• _Page text_:
IMO, this isn't where a course should start with. The first step would be to
learn how to explain what an array in JS is, the second step should teach
how to create arrays from an instance of the Array object followed by an
overview of alternative methods.

Apart from this, I think a course should not be judged by the code of the
website it is advertised on. It is well possible that the webmaster's
expertise isn't JavaScript but this doesn't mean that he or she has
followed one of the classes to gain basic knowledge.

Another thing is that it's in general not a very good idea to promote
trainings in programmer newsgroups, because a lot of programmers have the
tendency to look down on anything that doesn't follow their own pattern of
thinking. But I think by now, Charlene will realise that ;-)

Let the flaming begin....

JW

Jul 20 '05 #6

P: n/a
"Charlene Russ" <lo******@bellsouth.net> wrote in
news:7v******************@bignews3.bellsouth.net:
Also, yes of course I teach both browsers, I can't imagine offering
an interactive JavaScript course without doing so.


"Both browsers"? There are at least five families of browsers in
widespread use, and within each family there's widespread variation in
their support for various host-dependent features of Javascript.

[Document structure recognition data]
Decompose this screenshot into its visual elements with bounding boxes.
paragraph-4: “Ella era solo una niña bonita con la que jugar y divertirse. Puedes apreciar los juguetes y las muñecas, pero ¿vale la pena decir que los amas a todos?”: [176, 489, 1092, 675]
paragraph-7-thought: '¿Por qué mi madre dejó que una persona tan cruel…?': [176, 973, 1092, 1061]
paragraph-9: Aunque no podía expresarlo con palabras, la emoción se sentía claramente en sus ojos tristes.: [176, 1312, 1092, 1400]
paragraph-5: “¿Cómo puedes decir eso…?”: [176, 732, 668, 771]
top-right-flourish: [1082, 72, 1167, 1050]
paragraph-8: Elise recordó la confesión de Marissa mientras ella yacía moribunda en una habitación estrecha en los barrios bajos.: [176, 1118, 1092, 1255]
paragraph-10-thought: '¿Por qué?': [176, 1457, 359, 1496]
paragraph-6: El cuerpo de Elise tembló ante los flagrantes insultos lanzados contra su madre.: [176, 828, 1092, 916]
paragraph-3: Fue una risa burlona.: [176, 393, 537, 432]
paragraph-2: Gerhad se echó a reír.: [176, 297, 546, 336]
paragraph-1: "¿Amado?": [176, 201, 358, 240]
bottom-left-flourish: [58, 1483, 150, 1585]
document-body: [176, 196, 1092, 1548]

• _Study questions_:
**a)** In the JavaScript course discussion, list the steps the first writer says a course on arrays should take, in order.
**b)** Answer these questions about the JavaScript course discussion:
(i) According to the first writer, what should a course not be judged by?
(ii) Whose initials sign the first message?
(iii) How many families of browsers does the last writer say are in widespread use?
**c)** Continue the JavaScript course discussion from its last sentence.

• _Task-by-task outputs_:
**a)**
1. Explain what an array in JS is.
2. Teach how to create arrays from an instance of the Array object.
3. Give an overview of alternative methods.

**b)**
(i) The code of the website it is advertised on.
(ii) JW.
(iii) At least five.

**c)**
Jul 20 '05 #7

P: n/a
Eric Bohlman <eb******@earthlink.net> writes:
There are at least five families of browsers in widespread use,


IE, Gecko, Opera, KHTML, and ... ?
What's the fifth? (Is it for Macintosh, I don't know enough about
those?)

/L
--
Lasse Reichstein Nielsen - lr*@hotpop.com
DHTML Death Colors: <URL:http://www.infimum.dk/HTML/rasterTriangleDOM.html>
'Faith without judgement merely degrades the spirit divine.'
Jul 20 '05 #8

P: n/a
JRS: In article <3f*********************@news.wanadoo.nl>, seen in
news:comp.lang.javascript, Janwillem Borleffs <jw@jwscripts.com> posted
at Thu, 25 Dec 2003 01:39:50 :-

"Dr John Stockton" <sp**@merlyn.demon.co.uk> schreef in bericht
news:fS**************@merlyn.demon.co.uk...

You create arrays of length 7 & 12, and then assign, one by one,
elements to them that make the lengths 8 & 13.

var days = ["Sun", "Mon", "Tue", "Wed", "Thu", "Fri", "Sat"]

is much nicer. Perhaps, though, your students expect eventually to be
paid according to quantity of code and not by quality.

IMO, this isn't where a course should start with.


This is not where the course is starting.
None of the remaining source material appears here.